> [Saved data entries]
[BEGIN]
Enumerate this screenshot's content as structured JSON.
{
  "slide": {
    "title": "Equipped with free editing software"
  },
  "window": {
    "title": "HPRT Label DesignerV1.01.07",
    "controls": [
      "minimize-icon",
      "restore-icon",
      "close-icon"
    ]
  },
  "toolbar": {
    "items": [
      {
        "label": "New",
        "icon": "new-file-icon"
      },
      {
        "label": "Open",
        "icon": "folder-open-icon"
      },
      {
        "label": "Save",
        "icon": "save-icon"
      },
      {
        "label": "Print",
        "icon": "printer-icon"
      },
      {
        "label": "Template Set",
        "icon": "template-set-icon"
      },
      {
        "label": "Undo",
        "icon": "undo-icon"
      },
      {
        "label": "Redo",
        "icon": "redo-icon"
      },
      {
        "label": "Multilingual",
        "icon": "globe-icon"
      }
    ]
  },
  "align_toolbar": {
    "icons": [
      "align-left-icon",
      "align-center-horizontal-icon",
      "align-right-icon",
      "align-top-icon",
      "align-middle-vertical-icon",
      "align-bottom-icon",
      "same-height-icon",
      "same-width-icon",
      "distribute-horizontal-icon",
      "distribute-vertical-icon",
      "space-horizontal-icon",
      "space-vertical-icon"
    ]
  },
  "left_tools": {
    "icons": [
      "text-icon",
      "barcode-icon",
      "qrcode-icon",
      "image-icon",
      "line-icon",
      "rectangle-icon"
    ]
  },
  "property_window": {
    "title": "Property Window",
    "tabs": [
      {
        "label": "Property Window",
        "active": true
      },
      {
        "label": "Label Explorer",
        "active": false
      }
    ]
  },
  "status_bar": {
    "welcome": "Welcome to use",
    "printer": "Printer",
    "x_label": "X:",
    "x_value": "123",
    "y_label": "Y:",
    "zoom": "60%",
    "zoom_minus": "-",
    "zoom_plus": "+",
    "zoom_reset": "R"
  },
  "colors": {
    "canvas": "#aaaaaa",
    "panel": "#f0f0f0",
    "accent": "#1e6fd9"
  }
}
[END]
> [YOUR TASK] Looking at the entries above, how many lines contain the word "title"? Answer with the number alone.

> [ANSWER TO THIS EXERCISE] 3